• _WORK TO DO_
Write every record out again exactly as given.

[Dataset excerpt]
+++

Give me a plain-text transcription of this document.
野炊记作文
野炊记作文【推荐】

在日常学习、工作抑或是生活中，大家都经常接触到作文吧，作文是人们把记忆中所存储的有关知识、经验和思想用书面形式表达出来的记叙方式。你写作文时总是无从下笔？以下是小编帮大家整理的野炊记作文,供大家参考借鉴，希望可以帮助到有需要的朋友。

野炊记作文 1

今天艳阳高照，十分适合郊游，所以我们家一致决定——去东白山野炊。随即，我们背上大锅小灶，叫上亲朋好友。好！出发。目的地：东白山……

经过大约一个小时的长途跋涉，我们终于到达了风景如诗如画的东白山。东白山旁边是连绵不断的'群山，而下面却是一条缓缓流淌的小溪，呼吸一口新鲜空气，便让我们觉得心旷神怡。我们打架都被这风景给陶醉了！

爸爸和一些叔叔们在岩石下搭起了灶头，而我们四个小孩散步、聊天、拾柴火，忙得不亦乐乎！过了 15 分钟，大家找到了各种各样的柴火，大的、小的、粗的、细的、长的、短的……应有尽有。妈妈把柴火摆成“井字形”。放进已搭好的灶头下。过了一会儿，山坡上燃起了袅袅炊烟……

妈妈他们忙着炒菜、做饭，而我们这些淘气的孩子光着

+++

• _THE SOLUTION_
Give me a plain-text transcription of this document.
野炊记作文
野炊记作文【推荐】

在日常学习、工作抑或是生活中，大家都经常接触到作文吧，作文是人们把记忆中所存储的有关知识、经验和思想用书面形式表达出来的记叙方式。你写作文时总是无从下笔？以下是小编帮大家整理的野炊记作文,供大家参考借鉴，希望可以帮助到有需要的朋友。

野炊记作文 1

今天艳阳高照，十分适合郊游，所以我们家一致决定——去东白山野炊。随即，我们背上大锅小灶，叫上亲朋好友。好！出发。目的地：东白山……

经过大约一个小时的长途跋涉，我们终于到达了风景如诗如画的东白山。东白山旁边是连绵不断的'群山，而下面却是一条缓缓流淌的小溪，呼吸一口新鲜空气，便让我们觉得心旷神怡。我们打架都被这风景给陶醉了！

爸爸和一些叔叔们在岩石下搭起了灶头，而我们四个小孩散步、聊天、拾柴火，忙得不亦乐乎！过了 15 分钟，大家找到了各种各样的柴火，大的、小的、粗的、细的、长的、短的……应有尽有。妈妈把柴火摆成“井字形”。放进已搭好的灶头下。过了一会儿，山坡上燃起了袅袅炊烟……

妈妈他们忙着炒菜、做饭，而我们这些淘气的孩子光着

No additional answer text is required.